**Supplied records:**
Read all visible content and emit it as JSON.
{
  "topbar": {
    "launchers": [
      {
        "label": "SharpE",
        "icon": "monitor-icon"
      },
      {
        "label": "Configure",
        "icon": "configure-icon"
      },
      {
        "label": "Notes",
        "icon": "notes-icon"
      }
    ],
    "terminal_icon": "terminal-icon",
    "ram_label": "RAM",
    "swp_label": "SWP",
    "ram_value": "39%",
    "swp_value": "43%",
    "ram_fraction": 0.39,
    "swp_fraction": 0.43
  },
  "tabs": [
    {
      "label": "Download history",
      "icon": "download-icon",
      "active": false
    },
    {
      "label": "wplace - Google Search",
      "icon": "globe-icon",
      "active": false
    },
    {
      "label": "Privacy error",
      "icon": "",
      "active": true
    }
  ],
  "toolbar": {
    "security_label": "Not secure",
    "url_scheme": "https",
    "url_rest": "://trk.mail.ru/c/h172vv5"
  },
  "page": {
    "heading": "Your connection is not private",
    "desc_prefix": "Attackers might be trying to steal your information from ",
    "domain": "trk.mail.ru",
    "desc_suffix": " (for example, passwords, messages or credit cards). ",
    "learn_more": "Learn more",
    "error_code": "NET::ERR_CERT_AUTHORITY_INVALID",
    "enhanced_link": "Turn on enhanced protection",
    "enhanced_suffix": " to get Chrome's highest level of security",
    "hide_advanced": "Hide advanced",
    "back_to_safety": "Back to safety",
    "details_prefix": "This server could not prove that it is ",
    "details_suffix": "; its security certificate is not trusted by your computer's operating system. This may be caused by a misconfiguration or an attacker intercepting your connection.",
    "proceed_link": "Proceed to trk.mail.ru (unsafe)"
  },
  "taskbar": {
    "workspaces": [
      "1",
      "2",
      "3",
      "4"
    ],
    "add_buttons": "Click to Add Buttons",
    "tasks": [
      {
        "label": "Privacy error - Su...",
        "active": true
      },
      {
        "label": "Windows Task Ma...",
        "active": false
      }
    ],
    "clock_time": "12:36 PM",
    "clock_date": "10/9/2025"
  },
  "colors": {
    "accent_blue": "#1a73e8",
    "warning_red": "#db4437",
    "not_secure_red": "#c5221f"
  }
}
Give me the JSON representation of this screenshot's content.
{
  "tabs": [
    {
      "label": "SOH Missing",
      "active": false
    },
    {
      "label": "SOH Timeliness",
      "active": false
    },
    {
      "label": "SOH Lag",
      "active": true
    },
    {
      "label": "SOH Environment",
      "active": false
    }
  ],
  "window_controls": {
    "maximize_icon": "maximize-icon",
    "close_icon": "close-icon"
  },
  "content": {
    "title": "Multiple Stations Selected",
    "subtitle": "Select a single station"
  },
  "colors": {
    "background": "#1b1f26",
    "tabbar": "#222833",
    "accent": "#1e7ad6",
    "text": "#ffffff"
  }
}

**Given problem:** Only the lines from the one containing "Give me the" to the end of the records should be repeated, exactly as they appear.

**Written answer:**
Give me the JSON representation of this screenshot's content.
{
  "tabs": [
    {
      "label": "SOH Missing",
      "active": false
    },
    {
      "label": "SOH Timeliness",
      "active": false
    },
    {
      "label": "SOH Lag",
      "active": true
    },
    {
      "label": "SOH Environment",
      "active": false
    }
  ],
  "window_controls": {
    "maximize_icon": "maximize-icon",
    "close_icon": "close-icon"
  },
  "content": {
    "title": "Multiple Stations Selected",
    "subtitle": "Select a single station"
  },
  "colors": {
    "background": "#1b1f26",
    "tabbar": "#222833",
    "accent": "#1e7ad6",
    "text": "#ffffff"
  }
}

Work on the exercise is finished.